Required work> Count how many lines contain "name" and reply with that number only.

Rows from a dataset
□ □ □ □ □
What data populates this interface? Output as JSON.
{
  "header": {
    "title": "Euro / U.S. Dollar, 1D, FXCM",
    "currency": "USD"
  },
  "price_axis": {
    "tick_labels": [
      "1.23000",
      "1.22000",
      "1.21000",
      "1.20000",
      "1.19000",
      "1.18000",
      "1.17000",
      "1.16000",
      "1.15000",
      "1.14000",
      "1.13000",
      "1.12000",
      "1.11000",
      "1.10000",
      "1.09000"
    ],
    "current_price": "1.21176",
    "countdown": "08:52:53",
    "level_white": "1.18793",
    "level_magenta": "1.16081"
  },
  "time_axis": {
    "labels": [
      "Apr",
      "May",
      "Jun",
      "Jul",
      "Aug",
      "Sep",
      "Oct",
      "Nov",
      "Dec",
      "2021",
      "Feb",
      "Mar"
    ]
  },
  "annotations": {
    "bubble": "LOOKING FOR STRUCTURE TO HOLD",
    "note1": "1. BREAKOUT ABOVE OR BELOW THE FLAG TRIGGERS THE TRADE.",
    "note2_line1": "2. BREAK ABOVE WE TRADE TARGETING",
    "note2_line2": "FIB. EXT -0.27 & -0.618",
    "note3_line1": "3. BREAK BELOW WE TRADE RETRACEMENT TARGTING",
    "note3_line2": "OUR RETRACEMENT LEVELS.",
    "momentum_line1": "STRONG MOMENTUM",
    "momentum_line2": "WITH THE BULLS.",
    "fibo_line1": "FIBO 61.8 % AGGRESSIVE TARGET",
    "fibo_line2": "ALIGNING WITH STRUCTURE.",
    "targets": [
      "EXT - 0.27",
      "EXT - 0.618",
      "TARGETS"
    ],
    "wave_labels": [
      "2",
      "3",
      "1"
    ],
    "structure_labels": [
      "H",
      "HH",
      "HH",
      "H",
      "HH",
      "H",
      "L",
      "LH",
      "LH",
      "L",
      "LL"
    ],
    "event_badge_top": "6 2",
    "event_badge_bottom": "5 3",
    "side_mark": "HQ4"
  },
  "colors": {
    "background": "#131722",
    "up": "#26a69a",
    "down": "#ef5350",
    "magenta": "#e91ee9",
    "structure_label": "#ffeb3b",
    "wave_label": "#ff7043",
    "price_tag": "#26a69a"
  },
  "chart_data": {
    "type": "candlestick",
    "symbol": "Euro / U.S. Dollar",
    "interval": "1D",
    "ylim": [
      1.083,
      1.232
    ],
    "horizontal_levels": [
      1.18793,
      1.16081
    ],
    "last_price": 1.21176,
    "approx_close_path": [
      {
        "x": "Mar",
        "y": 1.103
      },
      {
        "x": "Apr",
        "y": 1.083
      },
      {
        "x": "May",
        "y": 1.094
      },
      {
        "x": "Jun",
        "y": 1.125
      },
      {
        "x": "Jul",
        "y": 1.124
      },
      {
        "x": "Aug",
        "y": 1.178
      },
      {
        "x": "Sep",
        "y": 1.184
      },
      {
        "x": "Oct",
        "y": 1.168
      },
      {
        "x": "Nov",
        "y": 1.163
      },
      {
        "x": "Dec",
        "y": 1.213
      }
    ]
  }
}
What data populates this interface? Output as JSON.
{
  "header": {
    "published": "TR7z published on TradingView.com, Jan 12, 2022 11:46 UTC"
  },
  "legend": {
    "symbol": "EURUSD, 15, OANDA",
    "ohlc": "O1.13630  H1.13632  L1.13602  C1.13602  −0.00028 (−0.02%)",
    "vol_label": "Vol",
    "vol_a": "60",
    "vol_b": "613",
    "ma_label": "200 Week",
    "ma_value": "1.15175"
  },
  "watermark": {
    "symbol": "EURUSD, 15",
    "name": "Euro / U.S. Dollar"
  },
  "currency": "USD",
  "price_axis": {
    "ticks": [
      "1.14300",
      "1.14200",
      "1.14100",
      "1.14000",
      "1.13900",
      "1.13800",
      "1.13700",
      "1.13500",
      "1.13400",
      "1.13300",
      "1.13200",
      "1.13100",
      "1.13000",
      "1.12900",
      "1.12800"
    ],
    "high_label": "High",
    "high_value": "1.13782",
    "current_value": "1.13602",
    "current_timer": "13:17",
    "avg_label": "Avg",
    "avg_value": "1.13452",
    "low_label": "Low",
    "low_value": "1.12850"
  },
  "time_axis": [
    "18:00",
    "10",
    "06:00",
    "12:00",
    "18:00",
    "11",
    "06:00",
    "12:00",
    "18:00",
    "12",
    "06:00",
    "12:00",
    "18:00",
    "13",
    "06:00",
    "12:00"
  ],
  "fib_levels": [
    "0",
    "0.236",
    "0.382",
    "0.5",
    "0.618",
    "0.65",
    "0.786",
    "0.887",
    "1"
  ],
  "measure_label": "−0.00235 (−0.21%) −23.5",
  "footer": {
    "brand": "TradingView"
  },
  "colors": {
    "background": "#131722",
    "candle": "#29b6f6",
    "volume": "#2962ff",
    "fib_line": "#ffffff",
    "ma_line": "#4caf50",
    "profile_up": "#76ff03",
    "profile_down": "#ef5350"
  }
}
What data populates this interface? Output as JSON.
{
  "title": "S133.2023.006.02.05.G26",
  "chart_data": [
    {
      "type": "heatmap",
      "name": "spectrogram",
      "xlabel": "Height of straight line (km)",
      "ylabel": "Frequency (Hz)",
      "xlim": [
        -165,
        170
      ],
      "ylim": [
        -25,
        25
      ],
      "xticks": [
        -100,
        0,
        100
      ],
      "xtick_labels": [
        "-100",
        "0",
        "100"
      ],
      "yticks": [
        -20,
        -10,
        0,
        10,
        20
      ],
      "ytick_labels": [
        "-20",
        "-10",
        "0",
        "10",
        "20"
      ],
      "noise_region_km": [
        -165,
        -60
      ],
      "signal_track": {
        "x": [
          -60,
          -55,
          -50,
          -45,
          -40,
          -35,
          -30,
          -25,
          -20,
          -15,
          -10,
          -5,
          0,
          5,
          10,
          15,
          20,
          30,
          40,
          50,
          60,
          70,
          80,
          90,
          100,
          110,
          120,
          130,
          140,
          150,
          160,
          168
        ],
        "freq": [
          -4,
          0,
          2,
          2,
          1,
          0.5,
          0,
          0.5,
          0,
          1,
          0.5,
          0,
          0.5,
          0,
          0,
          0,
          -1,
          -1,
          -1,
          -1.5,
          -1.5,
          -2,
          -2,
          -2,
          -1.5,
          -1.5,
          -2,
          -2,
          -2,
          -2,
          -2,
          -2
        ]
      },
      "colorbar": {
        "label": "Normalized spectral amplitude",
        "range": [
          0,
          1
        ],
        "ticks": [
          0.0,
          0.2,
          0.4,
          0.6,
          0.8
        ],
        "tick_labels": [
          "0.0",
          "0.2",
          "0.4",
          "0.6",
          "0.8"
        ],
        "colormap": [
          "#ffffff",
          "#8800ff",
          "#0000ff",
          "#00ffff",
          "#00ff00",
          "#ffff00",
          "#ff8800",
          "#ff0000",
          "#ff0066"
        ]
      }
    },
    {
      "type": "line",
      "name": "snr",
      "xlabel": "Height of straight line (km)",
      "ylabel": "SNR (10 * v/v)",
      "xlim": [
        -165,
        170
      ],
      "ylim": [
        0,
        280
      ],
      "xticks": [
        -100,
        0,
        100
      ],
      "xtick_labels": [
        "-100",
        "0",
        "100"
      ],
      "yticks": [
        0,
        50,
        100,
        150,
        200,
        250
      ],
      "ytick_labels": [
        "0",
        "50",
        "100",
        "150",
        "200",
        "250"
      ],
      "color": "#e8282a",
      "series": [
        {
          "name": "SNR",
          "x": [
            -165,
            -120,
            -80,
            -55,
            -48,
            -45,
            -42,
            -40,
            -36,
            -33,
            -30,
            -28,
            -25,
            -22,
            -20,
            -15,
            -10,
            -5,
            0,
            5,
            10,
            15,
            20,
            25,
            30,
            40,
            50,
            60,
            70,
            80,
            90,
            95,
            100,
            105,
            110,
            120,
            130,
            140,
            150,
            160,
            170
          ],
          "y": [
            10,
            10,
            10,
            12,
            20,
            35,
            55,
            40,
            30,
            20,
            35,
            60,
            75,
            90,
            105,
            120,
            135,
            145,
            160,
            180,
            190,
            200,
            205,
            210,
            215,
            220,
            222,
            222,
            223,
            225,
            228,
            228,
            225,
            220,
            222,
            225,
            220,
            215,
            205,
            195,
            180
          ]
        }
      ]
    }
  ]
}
□ □ □ □ □
Expected answer> 4